** Start Records for the task **
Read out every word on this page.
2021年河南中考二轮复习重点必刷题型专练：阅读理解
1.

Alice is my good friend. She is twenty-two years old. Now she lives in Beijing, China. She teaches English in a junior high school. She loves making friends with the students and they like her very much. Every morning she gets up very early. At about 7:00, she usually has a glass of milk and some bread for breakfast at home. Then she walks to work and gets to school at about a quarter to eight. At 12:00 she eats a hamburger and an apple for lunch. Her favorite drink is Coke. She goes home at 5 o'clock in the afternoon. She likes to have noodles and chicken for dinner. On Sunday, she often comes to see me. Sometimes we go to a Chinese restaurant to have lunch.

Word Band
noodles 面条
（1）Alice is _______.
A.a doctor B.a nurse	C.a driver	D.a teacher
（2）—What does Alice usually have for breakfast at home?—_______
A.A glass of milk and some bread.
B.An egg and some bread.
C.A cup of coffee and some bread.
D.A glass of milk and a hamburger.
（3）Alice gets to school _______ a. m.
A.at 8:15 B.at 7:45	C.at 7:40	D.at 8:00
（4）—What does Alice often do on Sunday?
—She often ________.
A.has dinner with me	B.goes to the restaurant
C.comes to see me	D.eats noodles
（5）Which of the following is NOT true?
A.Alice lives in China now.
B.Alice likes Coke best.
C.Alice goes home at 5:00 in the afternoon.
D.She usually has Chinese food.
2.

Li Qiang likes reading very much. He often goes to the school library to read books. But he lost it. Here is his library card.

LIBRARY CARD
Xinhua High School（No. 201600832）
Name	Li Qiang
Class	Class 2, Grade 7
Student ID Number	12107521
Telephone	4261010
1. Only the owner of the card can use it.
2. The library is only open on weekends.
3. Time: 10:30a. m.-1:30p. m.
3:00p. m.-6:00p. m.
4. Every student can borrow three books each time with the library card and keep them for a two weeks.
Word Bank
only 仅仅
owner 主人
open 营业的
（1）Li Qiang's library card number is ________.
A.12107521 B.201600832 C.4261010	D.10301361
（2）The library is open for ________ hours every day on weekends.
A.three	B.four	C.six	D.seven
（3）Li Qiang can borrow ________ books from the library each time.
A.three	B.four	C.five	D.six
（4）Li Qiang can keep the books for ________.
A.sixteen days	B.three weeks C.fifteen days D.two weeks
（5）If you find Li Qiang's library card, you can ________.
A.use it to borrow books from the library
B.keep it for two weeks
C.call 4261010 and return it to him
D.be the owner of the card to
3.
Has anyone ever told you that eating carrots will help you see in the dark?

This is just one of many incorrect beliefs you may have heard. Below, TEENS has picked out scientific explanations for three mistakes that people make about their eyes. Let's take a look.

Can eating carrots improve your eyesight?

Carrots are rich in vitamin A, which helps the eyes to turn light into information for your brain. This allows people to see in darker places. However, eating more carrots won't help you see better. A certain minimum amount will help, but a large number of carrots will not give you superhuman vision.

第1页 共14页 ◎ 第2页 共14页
** End Records for the task **
Task prompt
All of the material above needs to be retyped word for word.

Solution to this exercise
Read out every word on this page.
2021年河南中考二轮复习重点必刷题型专练：阅读理解
1.

Alice is my good friend. She is twenty-two years old. Now she lives in Beijing, China. She teaches English in a junior high school. She loves making friends with the students and they like her very much. Every morning she gets up very early. At about 7:00, she usually has a glass of milk and some bread for breakfast at home. Then she walks to work and gets to school at about a quarter to eight. At 12:00 she eats a hamburger and an apple for lunch. Her favorite drink is Coke. She goes home at 5 o'clock in the afternoon. She likes to have noodles and chicken for dinner. On Sunday, she often comes to see me. Sometimes we go to a Chinese restaurant to have lunch.

Word Band
noodles 面条
（1）Alice is _______.
A.a doctor B.a nurse	C.a driver	D.a teacher
（2）—What does Alice usually have for breakfast at home?—_______
A.A glass of milk and some bread.
B.An egg and some bread.
C.A cup of coffee and some bread.
D.A glass of milk and a hamburger.
（3）Alice gets to school _______ a. m.
A.at 8:15 B.at 7:45	C.at 7:40	D.at 8:00
（4）—What does Alice often do on Sunday?
—She often ________.
A.has dinner with me	B.goes to the restaurant
C.comes to see me	D.eats noodles
（5）Which of the following is NOT true?
A.Alice lives in China now.
B.Alice likes Coke best.
C.Alice goes home at 5:00 in the afternoon.
D.She usually has Chinese food.
2.

Li Qiang likes reading very much. He often goes to the school library to read books. But he lost it. Here is his library card.

LIBRARY CARD
Xinhua High School（No. 201600832）
Name	Li Qiang
Class	Class 2, Grade 7
Student ID Number	12107521
Telephone	4261010
1. Only the owner of the card can use it.
2. The library is only open on weekends.
3. Time: 10:30a. m.-1:30p. m.
3:00p. m.-6:00p. m.
4. Every student can borrow three books each time with the library card and keep them for a two weeks.
Word Bank
only 仅仅
owner 主人
open 营业的
（1）Li Qiang's library card number is ________.
A.12107521 B.201600832 C.4261010	D.10301361
（2）The library is open for ________ hours every day on weekends.
A.three	B.four	C.six	D.seven
（3）Li Qiang can borrow ________ books from the library each time.
A.three	B.four	C.five	D.six
（4）Li Qiang can keep the books for ________.
A.sixteen days	B.three weeks C.fifteen days D.two weeks
（5）If you find Li Qiang's library card, you can ________.
A.use it to borrow books from the library
B.keep it for two weeks
C.call 4261010 and return it to him
D.be the owner of the card to
3.
Has anyone ever told you that eating carrots will help you see in the dark?

This is just one of many incorrect beliefs you may have heard. Below, TEENS has picked out scientific explanations for three mistakes that people make about their eyes. Let's take a look.

Can eating carrots improve your eyesight?

Carrots are rich in vitamin A, which helps the eyes to turn light into information for your brain. This allows people to see in darker places. However, eating more carrots won't help you see better. A certain minimum amount will help, but a large number of carrots will not give you superhuman vision.

第1页 共14页 ◎ 第2页 共14页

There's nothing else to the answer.